• [What you need to do] Reproduce the full listing that appears beneath this instruction exactly.
※
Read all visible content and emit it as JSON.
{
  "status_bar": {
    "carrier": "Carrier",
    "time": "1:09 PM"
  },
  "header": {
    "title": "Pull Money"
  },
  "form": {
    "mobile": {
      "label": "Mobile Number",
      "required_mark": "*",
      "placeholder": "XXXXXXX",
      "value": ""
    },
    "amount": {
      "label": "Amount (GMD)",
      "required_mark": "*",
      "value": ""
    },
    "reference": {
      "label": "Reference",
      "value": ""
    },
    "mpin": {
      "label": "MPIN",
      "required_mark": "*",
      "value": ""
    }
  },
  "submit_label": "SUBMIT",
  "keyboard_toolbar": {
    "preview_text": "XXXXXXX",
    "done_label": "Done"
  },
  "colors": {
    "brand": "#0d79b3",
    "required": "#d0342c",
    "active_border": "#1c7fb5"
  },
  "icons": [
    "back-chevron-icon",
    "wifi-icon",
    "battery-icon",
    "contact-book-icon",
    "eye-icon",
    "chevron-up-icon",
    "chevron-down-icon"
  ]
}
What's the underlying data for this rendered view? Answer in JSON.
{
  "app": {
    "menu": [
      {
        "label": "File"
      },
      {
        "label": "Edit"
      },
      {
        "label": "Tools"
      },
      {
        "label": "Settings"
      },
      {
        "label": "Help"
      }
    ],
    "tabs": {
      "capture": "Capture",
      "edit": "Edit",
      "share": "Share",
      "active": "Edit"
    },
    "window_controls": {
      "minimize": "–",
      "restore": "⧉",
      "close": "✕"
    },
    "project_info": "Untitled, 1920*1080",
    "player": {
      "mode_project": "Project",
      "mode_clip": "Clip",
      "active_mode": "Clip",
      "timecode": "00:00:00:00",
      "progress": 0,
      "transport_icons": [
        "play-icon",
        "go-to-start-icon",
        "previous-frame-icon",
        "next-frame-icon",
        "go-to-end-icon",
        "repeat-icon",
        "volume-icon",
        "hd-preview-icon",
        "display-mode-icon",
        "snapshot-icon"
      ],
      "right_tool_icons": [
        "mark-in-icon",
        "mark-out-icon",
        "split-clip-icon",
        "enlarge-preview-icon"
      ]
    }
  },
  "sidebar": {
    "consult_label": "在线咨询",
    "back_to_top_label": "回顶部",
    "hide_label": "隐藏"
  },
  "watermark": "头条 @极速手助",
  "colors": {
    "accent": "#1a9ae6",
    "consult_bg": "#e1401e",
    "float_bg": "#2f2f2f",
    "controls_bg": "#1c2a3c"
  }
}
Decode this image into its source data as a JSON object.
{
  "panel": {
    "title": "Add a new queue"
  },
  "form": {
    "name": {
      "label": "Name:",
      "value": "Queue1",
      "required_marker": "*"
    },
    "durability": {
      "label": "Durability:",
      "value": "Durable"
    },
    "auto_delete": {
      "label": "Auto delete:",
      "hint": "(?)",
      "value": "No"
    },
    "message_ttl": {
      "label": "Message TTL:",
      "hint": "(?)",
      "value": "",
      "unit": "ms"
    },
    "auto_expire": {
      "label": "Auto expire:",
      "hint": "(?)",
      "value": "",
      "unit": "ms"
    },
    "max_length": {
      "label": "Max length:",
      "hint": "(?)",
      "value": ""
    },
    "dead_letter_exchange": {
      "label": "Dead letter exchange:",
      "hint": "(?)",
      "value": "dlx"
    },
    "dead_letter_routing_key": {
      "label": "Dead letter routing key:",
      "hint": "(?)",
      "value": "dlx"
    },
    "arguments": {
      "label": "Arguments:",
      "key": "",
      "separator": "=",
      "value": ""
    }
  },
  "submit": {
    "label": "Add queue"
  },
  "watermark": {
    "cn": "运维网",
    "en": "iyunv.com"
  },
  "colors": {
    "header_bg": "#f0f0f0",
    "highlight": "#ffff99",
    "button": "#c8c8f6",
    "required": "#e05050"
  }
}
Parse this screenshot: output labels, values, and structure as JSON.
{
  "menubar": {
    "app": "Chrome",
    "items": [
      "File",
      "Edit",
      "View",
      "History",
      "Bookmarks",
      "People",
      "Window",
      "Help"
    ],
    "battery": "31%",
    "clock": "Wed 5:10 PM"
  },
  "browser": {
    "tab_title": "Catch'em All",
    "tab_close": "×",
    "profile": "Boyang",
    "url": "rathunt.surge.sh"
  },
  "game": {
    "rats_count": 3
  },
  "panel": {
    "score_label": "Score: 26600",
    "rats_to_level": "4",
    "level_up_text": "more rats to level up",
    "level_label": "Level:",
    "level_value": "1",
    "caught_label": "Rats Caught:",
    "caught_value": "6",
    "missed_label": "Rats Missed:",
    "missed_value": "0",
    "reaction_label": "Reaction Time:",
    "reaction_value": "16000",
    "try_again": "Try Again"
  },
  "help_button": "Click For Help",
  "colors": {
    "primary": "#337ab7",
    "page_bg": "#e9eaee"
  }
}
※
• [Reply to the exercise]
Read all visible content and emit it as JSON.
{
  "status_bar": {
    "carrier": "Carrier",
    "time": "1:09 PM"
  },
  "header": {
    "title": "Pull Money"
  },
  "form": {
    "mobile": {
      "label": "Mobile Number",
      "required_mark": "*",
      "placeholder": "XXXXXXX",
      "value": ""
    },
    "amount": {
      "label": "Amount (GMD)",
      "required_mark": "*",
      "value": ""
    },
    "reference": {
      "label": "Reference",
      "value": ""
    },
    "mpin": {
      "label": "MPIN",
      "required_mark": "*",
      "value": ""
    }
  },
  "submit_label": "SUBMIT",
  "keyboard_toolbar": {
    "preview_text": "XXXXXXX",
    "done_label": "Done"
  },
  "colors": {
    "brand": "#0d79b3",
    "required": "#d0342c",
    "active_border": "#1c7fb5"
  },
  "icons": [
    "back-chevron-icon",
    "wifi-icon",
    "battery-icon",
    "contact-book-icon",
    "eye-icon",
    "chevron-up-icon",
    "chevron-down-icon"
  ]
}
What's the underlying data for this rendered view? Answer in JSON.
{
  "app": {
    "menu": [
      {
        "label": "File"
      },
      {
        "label": "Edit"
      },
      {
        "label": "Tools"
      },
      {
        "label": "Settings"
      },
      {
        "label": "Help"
      }
    ],
    "tabs": {
      "capture": "Capture",
      "edit": "Edit",
      "share": "Share",
      "active": "Edit"
    },
    "window_controls": {
      "minimize": "–",
      "restore": "⧉",
      "close": "✕"
    },
    "project_info": "Untitled, 1920*1080",
    "player": {
      "mode_project": "Project",
      "mode_clip": "Clip",
      "active_mode": "Clip",
      "timecode": "00:00:00:00",
      "progress": 0,
      "transport_icons": [
        "play-icon",
        "go-to-start-icon",
        "previous-frame-icon",
        "next-frame-icon",
        "go-to-end-icon",
        "repeat-icon",
        "volume-icon",
        "hd-preview-icon",
        "display-mode-icon",
        "snapshot-icon"
      ],
      "right_tool_icons": [
        "mark-in-icon",
        "mark-out-icon",
        "split-clip-icon",
        "enlarge-preview-icon"
      ]
    }
  },
  "sidebar": {
    "consult_label": "在线咨询",
    "back_to_top_label": "回顶部",
    "hide_label": "隐藏"
  },
  "watermark": "头条 @极速手助",
  "colors": {
    "accent": "#1a9ae6",
    "consult_bg": "#e1401e",
    "float_bg": "#2f2f2f",
    "controls_bg": "#1c2a3c"
  }
}
Decode this image into its source data as a JSON object.
{
  "panel": {
    "title": "Add a new queue"
  },
  "form": {
    "name": {
      "label": "Name:",
      "value": "Queue1",
      "required_marker": "*"
    },
    "durability": {
      "label": "Durability:",
      "value": "Durable"
    },
    "auto_delete": {
      "label": "Auto delete:",
      "hint": "(?)",
      "value": "No"
    },
    "message_ttl": {
      "label": "Message TTL:",
      "hint": "(?)",
      "value": "",
      "unit": "ms"
    },
    "auto_expire": {
      "label": "Auto expire:",
      "hint": "(?)",
      "value": "",
      "unit": "ms"
    },
    "max_length": {
      "label": "Max length:",
      "hint": "(?)",
      "value": ""
    },
    "dead_letter_exchange": {
      "label": "Dead letter exchange:",
      "hint": "(?)",
      "value": "dlx"
    },
    "dead_letter_routing_key": {
      "label": "Dead letter routing key:",
      "hint": "(?)",
      "value": "dlx"
    },
    "arguments": {
      "label": "Arguments:",
      "key": "",
      "separator": "=",
      "value": ""
    }
  },
  "submit": {
    "label": "Add queue"
  },
  "watermark": {
    "cn": "运维网",
    "en": "iyunv.com"
  },
  "colors": {
    "header_bg": "#f0f0f0",
    "highlight": "#ffff99",
    "button": "#c8c8f6",
    "required": "#e05050"
  }
}
Parse this screenshot: output labels, values, and structure as JSON.
{
  "menubar": {
    "app": "Chrome",
    "items": [
      "File",
      "Edit",
      "View",
      "History",
      "Bookmarks",
      "People",
      "Window",
      "Help"
    ],
    "battery": "31%",
    "clock": "Wed 5:10 PM"
  },
  "browser": {
    "tab_title": "Catch'em All",
    "tab_close": "×",
    "profile": "Boyang",
    "url": "rathunt.surge.sh"
  },
  "game": {
    "rats_count": 3
  },
  "panel": {
    "score_label": "Score: 26600",
    "rats_to_level": "4",
    "level_up_text": "more rats to level up",
    "level_label": "Level:",
    "level_value": "1",
    "caught_label": "Rats Caught:",
    "caught_value": "6",
    "missed_label": "Rats Missed:",
    "missed_value": "0",
    "reaction_label": "Reaction Time:",
    "reaction_value": "16000",
    "try_again": "Try Again"
  },
  "help_button": "Click For Help",
  "colors": {
    "primary": "#337ab7",
    "page_bg": "#e9eaee"
  }
}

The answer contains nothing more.